No, not even close. In fact, today’s public education system closely resembles the opposite. Let’s examine the case of special needs children, in light of the recent Arizona Supreme Court decision.

The Arizona Supreme Court struck down a voucher program for children with disabilities last week under a suit brought by the People for the American Way, the American Civil Liberties Union and the teachers union.  They used the state’s Blaine Amendment to do so.

To fully explain the true horror of this, alleged progressives using KKK-era language to kill a program to help the least advantaged students in the system, will require three steps. Step one, some background on special education. Step two, some background on the Blaine, and step three, some background on the case.

Special Education as a Rawlsian Half-Measure

Until the early 1970s, public schools simply excluded children with disabilities from attending public schools. When the federal government put an end to this practice, as many as a million students were excluded from public schools.

WHAT TO PRODUCE —
Answer these questions from the passage on the Arizona voucher ruling:
(a) Which groups brought the suit that ended the voucher program?
(b) What state provision was used to strike the program down?
(c) Until when did public schools exclude children with disabilities?

RECORDS SHOWN —
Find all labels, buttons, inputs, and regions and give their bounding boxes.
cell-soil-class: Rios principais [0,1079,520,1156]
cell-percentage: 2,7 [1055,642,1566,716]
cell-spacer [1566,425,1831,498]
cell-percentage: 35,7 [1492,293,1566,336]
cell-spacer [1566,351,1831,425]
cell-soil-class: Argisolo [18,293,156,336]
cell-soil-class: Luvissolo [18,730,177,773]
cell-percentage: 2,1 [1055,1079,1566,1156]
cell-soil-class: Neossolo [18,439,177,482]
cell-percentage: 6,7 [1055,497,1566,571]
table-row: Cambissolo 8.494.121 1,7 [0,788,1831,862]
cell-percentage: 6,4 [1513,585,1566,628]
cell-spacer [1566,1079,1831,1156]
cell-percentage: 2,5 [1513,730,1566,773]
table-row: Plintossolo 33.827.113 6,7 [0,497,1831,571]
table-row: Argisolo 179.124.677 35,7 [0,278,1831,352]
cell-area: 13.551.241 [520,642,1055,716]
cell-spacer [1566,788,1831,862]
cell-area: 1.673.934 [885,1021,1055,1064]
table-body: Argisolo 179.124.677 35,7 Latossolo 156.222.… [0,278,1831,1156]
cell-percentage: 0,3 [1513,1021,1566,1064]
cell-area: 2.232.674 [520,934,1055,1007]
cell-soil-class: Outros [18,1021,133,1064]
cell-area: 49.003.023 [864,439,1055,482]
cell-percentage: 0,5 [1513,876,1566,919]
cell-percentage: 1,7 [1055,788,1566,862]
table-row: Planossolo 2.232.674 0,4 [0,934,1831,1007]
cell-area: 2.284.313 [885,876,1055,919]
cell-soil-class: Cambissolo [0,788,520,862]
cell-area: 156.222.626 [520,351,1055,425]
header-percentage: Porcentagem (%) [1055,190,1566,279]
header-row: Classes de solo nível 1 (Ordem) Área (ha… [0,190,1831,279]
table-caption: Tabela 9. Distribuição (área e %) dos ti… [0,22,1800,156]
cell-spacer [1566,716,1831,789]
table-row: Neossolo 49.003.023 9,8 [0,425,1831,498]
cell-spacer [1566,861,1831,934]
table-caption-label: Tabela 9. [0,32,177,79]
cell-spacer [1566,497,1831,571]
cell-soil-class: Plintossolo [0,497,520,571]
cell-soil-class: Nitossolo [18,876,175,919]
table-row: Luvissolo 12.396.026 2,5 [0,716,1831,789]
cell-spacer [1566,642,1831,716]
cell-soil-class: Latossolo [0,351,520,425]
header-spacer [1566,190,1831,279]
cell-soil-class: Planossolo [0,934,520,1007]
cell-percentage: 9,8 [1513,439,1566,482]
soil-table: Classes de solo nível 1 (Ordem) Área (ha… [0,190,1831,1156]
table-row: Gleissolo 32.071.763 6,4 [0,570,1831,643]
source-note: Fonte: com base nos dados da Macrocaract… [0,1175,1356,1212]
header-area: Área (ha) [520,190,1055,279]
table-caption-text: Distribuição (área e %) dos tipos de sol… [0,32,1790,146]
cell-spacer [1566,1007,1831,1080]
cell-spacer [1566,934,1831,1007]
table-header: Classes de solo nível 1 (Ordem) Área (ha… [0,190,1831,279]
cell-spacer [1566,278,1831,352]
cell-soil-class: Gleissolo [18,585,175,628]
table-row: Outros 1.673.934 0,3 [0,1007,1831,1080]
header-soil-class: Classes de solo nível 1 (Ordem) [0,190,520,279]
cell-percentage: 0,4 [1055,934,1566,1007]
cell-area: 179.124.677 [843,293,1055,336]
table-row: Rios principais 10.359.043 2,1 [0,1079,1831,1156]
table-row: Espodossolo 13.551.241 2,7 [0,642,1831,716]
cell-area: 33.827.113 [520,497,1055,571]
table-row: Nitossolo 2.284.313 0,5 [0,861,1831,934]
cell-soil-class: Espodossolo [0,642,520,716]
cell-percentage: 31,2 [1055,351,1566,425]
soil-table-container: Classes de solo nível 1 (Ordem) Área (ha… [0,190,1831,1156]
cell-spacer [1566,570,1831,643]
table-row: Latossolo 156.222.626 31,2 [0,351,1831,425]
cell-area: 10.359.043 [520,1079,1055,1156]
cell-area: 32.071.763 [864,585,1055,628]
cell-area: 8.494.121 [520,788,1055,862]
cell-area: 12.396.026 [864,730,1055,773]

RESULT OF THE TASK —
(a) The People for the American Way, the American Civil Liberties Union and the teachers union.
(b) The state's Blaine Amendment.
(c) Until the early 1970s.